(Item position entries)
###

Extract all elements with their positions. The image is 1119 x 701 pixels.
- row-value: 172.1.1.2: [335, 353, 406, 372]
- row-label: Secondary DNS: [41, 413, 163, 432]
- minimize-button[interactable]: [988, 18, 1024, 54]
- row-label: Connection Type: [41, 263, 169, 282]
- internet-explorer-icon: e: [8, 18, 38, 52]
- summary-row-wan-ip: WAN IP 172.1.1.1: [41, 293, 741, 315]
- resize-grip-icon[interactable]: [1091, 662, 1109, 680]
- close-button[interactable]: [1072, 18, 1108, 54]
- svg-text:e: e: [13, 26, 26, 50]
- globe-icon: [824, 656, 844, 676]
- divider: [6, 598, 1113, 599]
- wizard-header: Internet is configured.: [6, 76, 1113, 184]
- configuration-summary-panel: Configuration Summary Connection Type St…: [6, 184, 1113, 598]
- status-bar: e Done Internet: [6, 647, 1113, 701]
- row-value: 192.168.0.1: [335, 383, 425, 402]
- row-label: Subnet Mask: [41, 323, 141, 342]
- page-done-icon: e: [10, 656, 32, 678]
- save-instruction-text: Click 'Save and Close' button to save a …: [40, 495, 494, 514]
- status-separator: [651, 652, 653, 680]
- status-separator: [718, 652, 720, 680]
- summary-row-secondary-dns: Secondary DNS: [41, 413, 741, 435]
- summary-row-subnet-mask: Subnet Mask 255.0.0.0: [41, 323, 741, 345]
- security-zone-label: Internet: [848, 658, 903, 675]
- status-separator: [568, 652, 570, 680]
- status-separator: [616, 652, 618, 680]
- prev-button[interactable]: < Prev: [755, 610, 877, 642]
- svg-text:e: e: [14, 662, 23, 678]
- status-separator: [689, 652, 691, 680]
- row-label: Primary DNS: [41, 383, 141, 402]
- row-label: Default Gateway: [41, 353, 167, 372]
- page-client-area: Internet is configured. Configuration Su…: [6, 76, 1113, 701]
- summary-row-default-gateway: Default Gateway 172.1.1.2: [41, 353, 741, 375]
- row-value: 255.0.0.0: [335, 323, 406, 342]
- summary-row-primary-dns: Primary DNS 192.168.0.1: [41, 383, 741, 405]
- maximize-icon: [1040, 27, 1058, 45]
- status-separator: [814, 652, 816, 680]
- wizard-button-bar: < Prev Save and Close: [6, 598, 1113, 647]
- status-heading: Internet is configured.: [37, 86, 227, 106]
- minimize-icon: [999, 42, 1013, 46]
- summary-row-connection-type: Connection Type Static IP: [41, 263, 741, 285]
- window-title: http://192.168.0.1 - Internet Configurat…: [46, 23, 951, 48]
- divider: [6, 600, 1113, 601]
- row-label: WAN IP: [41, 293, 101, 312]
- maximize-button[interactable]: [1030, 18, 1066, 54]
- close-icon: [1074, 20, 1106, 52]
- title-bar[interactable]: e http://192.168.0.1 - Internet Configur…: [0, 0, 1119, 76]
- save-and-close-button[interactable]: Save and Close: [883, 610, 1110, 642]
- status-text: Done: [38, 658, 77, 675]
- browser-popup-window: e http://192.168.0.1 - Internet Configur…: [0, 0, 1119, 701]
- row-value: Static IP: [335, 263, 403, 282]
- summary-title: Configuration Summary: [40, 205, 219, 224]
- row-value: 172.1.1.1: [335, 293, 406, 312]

###

List every line in the material above that contains the string "maximize".

- maximize-icon: [1040, 27, 1058, 45]
- maximize-button[interactable]: [1030, 18, 1066, 54]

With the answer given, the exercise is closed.